Begin INFORMATION SUPPLIED

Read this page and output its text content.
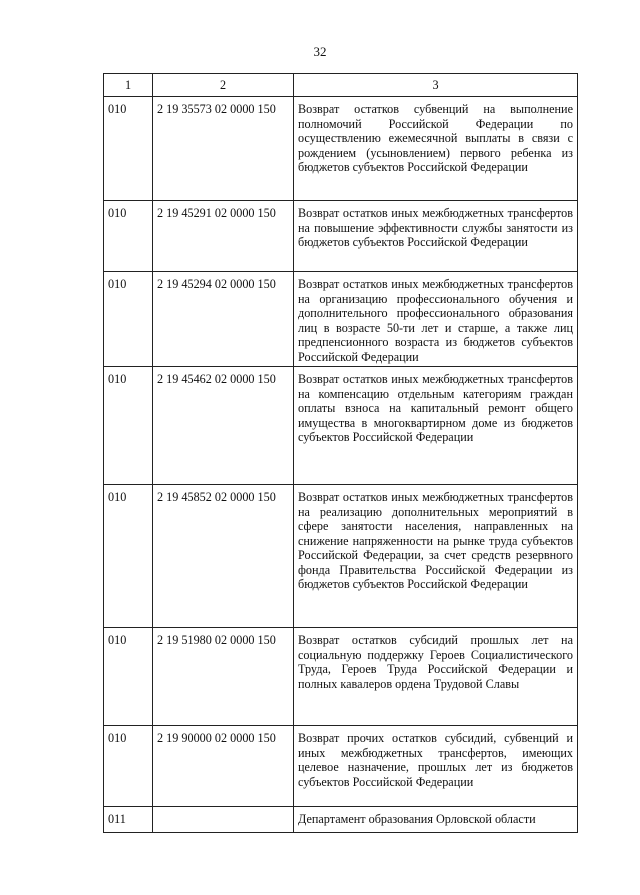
32
1	2	3
010	2 19 35573 02 0000 150	Возврат остатков субвенций на выполнение полномочий Российской Федерации по осуществлению ежемесячной выплаты в связи с рождением (усыновлением) первого ребенка из бюджетов субъектов Российской Федерации
010	2 19 45291 02 0000 150	Возврат остатков иных межбюджетных трансфертов на повышение эффективности службы занятости из бюджетов субъектов Российской Федерации
010	2 19 45294 02 0000 150	Возврат остатков иных межбюджетных трансфертов на организацию профессионального обучения и дополнительного профессионального образования лиц в возрасте 50-ти лет и старше, а также лиц предпенсионного возраста из бюджетов субъектов Российской Федерации
010	2 19 45462 02 0000 150	Возврат остатков иных межбюджетных трансфертов на компенсацию отдельным категориям граждан оплаты взноса на капитальный ремонт общего имущества в многоквартирном доме из бюджетов субъектов Российской Федерации
010	2 19 45852 02 0000 150	Возврат остатков иных межбюджетных трансфертов на реализацию дополнительных мероприятий в сфере занятости населения, направленных на снижение напряженности на рынке труда субъектов Российской Федерации, за счет средств резервного фонда Правительства Российской Федерации из бюджетов субъектов Российской Федерации
010	2 19 51980 02 0000 150	Возврат остатков субсидий прошлых лет на социальную поддержку Героев Социалистического Труда, Героев Труда Российской Федерации и полных кавалеров ордена Трудовой Славы
010	2 19 90000 02 0000 150	Возврат прочих остатков субсидий, субвенций и иных межбюджетных трансфертов, имеющих целевое назначение, прошлых лет из бюджетов субъектов Российской Федерации
011		Департамент образования Орловской области
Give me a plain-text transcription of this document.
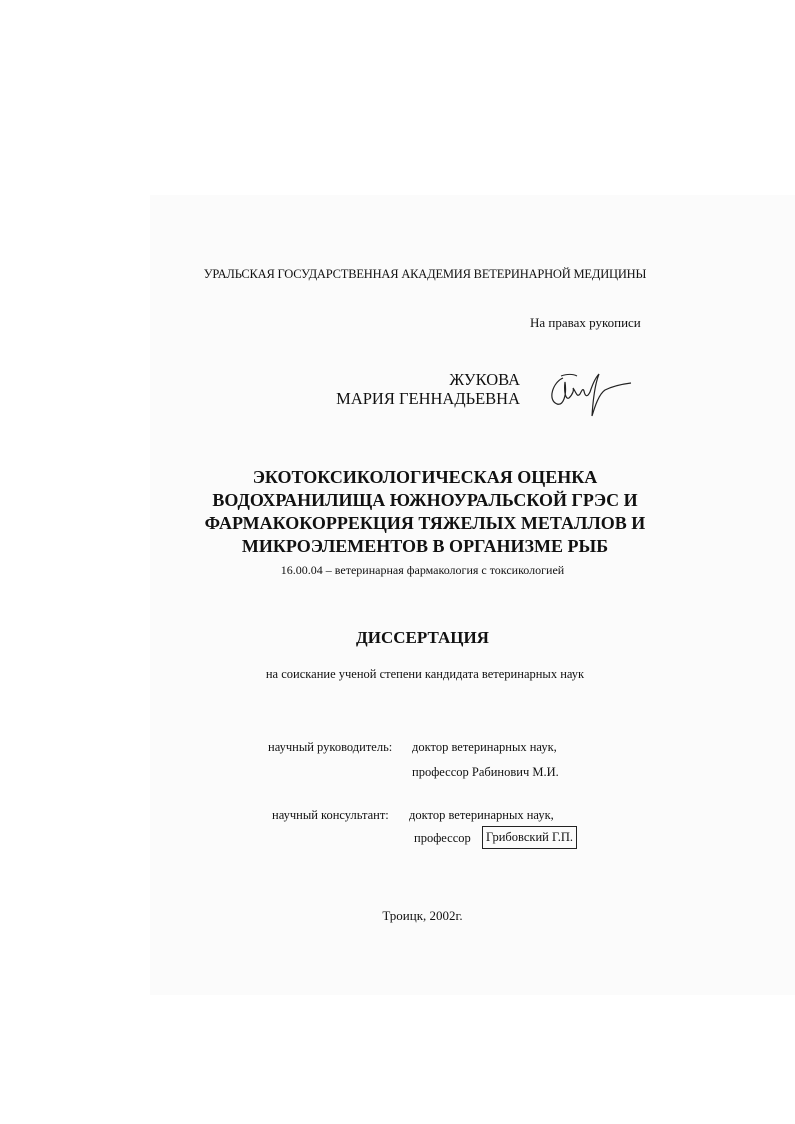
УРАЛЬСКАЯ ГОСУДАРСТВЕННАЯ АКАДЕМИЯ ВЕТЕРИНАРНОЙ МЕДИЦИНЫ
На правах рукописи
ЖУКОВА
МАРИЯ ГЕННАДЬЕВНА
ЭКОТОКСИКОЛОГИЧЕСКАЯ ОЦЕНКА
ВОДОХРАНИЛИЩА ЮЖНОУРАЛЬСКОЙ ГРЭС И
ФАРМАКОКОРРЕКЦИЯ ТЯЖЕЛЫХ МЕТАЛЛОВ И
МИКРОЭЛЕМЕНТОВ В ОРГАНИЗМЕ РЫБ
16.00.04 – ветеринарная фармакология с токсикологией
ДИССЕРТАЦИЯ
на соискание ученой степени кандидата ветеринарных наук
научный руководитель: доктор ветеринарных наук,
профессор Рабинович М.И.
научный консультант: доктор ветеринарных наук,
профессор	Грибовский Г.П.
Троицк, 2002г.
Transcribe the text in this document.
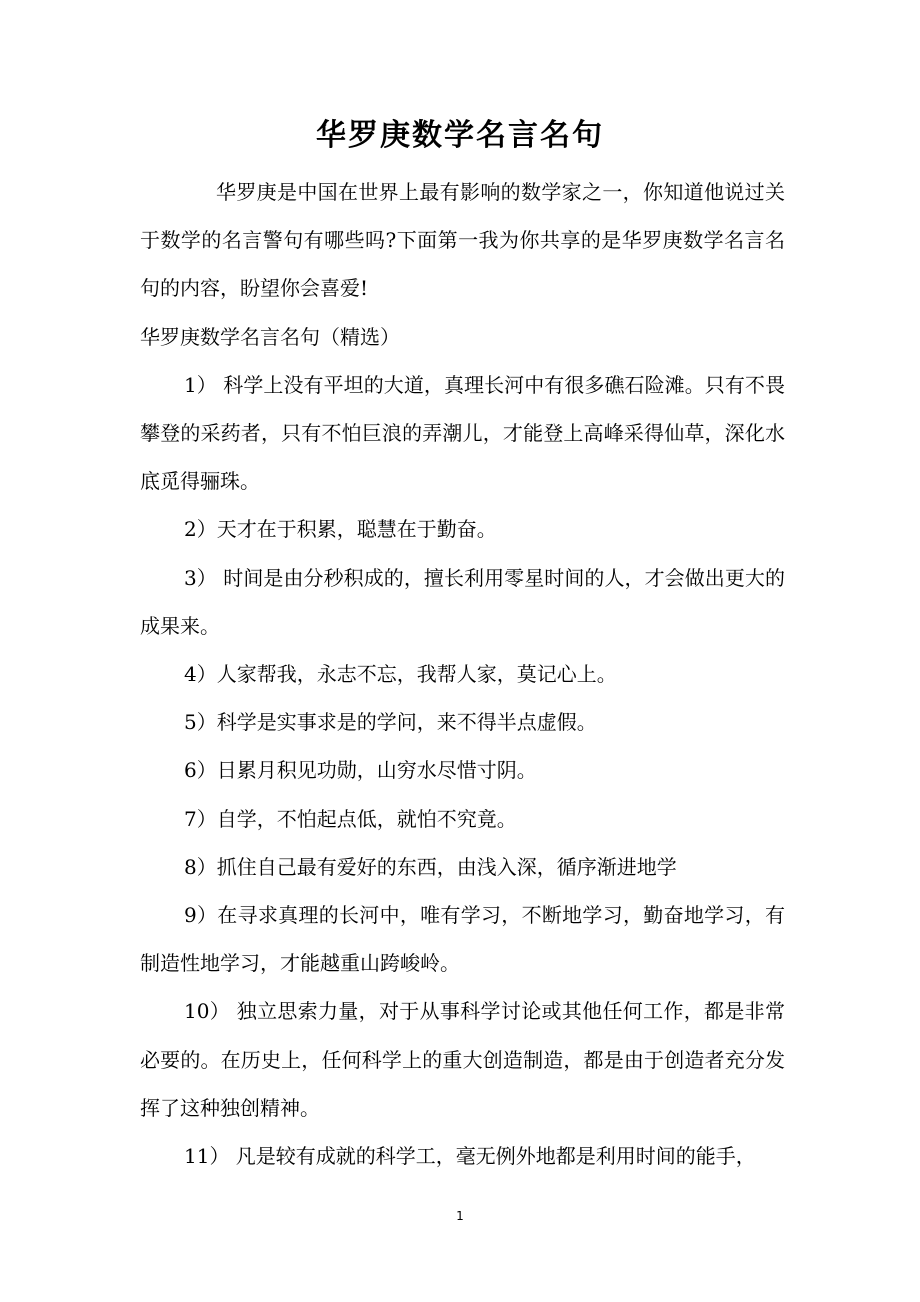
华罗庚数学名言名句

华罗庚是中国在世界上最有影响的数学家之一，你知道他说过关于数学的名言警句有哪些吗?下面第一我为你共享的是华罗庚数学名言名句的内容，盼望你会喜爱!

华罗庚数学名言名句（精选）

1） 科学上没有平坦的大道，真理长河中有很多礁石险滩。只有不畏攀登的采药者，只有不怕巨浪的弄潮儿，才能登上高峰采得仙草，深化水底觅得骊珠。

2）天才在于积累，聪慧在于勤奋。

3） 时间是由分秒积成的，擅长利用零星时间的人，才会做出更大的成果来。

4）人家帮我，永志不忘，我帮人家，莫记心上。

5）科学是实事求是的学问，来不得半点虚假。

6）日累月积见功勋，山穷水尽惜寸阴。

7）自学，不怕起点低，就怕不究竟。

8）抓住自己最有爱好的东西，由浅入深，循序渐进地学

9）在寻求真理的长河中，唯有学习，不断地学习，勤奋地学习，有制造性地学习，才能越重山跨峻岭。

10） 独立思索力量，对于从事科学讨论或其他任何工作，都是非常必要的。在历史上，任何科学上的重大创造制造，都是由于创造者充分发挥了这种独创精神。

11） 凡是较有成就的科学工，毫无例外地都是利用时间的能手，

1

End INFORMATION SUPPLIED

▸ REQUIREMENTS:
Leave out the pictures and give the listing above again exactly.

▸ CORRECT RESPONSE:
Read this page and output its text content.
32
1	2	3
010	2 19 35573 02 0000 150	Возврат остатков субвенций на выполнение полномочий Российской Федерации по осуществлению ежемесячной выплаты в связи с рождением (усыновлением) первого ребенка из бюджетов субъектов Российской Федерации
010	2 19 45291 02 0000 150	Возврат остатков иных межбюджетных трансфертов на повышение эффективности службы занятости из бюджетов субъектов Российской Федерации
010	2 19 45294 02 0000 150	Возврат остатков иных межбюджетных трансфертов на организацию профессионального обучения и дополнительного профессионального образования лиц в возрасте 50-ти лет и старше, а также лиц предпенсионного возраста из бюджетов субъектов Российской Федерации
010	2 19 45462 02 0000 150	Возврат остатков иных межбюджетных трансфертов на компенсацию отдельным категориям граждан оплаты взноса на капитальный ремонт общего имущества в многоквартирном доме из бюджетов субъектов Российской Федерации
010	2 19 45852 02 0000 150	Возврат остатков иных межбюджетных трансфертов на реализацию дополнительных мероприятий в сфере занятости населения, направленных на снижение напряженности на рынке труда субъектов Российской Федерации, за счет средств резервного фонда Правительства Российской Федерации из бюджетов субъектов Российской Федерации
010	2 19 51980 02 0000 150	Возврат остатков субсидий прошлых лет на социальную поддержку Героев Социалистического Труда, Героев Труда Российской Федерации и полных кавалеров ордена Трудовой Славы
010	2 19 90000 02 0000 150	Возврат прочих остатков субсидий, субвенций и иных межбюджетных трансфертов, имеющих целевое назначение, прошлых лет из бюджетов субъектов Российской Федерации
011		Департамент образования Орловской области
Give me a plain-text transcription of this document.
УРАЛЬСКАЯ ГОСУДАРСТВЕННАЯ АКАДЕМИЯ ВЕТЕРИНАРНОЙ МЕДИЦИНЫ
На правах рукописи
ЖУКОВА
МАРИЯ ГЕННАДЬЕВНА
ЭКОТОКСИКОЛОГИЧЕСКАЯ ОЦЕНКА
ВОДОХРАНИЛИЩА ЮЖНОУРАЛЬСКОЙ ГРЭС И
ФАРМАКОКОРРЕКЦИЯ ТЯЖЕЛЫХ МЕТАЛЛОВ И
МИКРОЭЛЕМЕНТОВ В ОРГАНИЗМЕ РЫБ
16.00.04 – ветеринарная фармакология с токсикологией
ДИССЕРТАЦИЯ
на соискание ученой степени кандидата ветеринарных наук
научный руководитель: доктор ветеринарных наук,
профессор Рабинович М.И.
научный консультант: доктор ветеринарных наук,
профессор	Грибовский Г.П.
Троицк, 2002г.
Transcribe the text in this document.
华罗庚数学名言名句

华罗庚是中国在世界上最有影响的数学家之一，你知道他说过关于数学的名言警句有哪些吗?下面第一我为你共享的是华罗庚数学名言名句的内容，盼望你会喜爱!

华罗庚数学名言名句（精选）

1） 科学上没有平坦的大道，真理长河中有很多礁石险滩。只有不畏攀登的采药者，只有不怕巨浪的弄潮儿，才能登上高峰采得仙草，深化水底觅得骊珠。

2）天才在于积累，聪慧在于勤奋。

3） 时间是由分秒积成的，擅长利用零星时间的人，才会做出更大的成果来。

4）人家帮我，永志不忘，我帮人家，莫记心上。

5）科学是实事求是的学问，来不得半点虚假。

6）日累月积见功勋，山穷水尽惜寸阴。

7）自学，不怕起点低，就怕不究竟。

8）抓住自己最有爱好的东西，由浅入深，循序渐进地学

9）在寻求真理的长河中，唯有学习，不断地学习，勤奋地学习，有制造性地学习，才能越重山跨峻岭。

10） 独立思索力量，对于从事科学讨论或其他任何工作，都是非常必要的。在历史上，任何科学上的重大创造制造，都是由于创造者充分发挥了这种独创精神。

11） 凡是较有成就的科学工，毫无例外地都是利用时间的能手，

1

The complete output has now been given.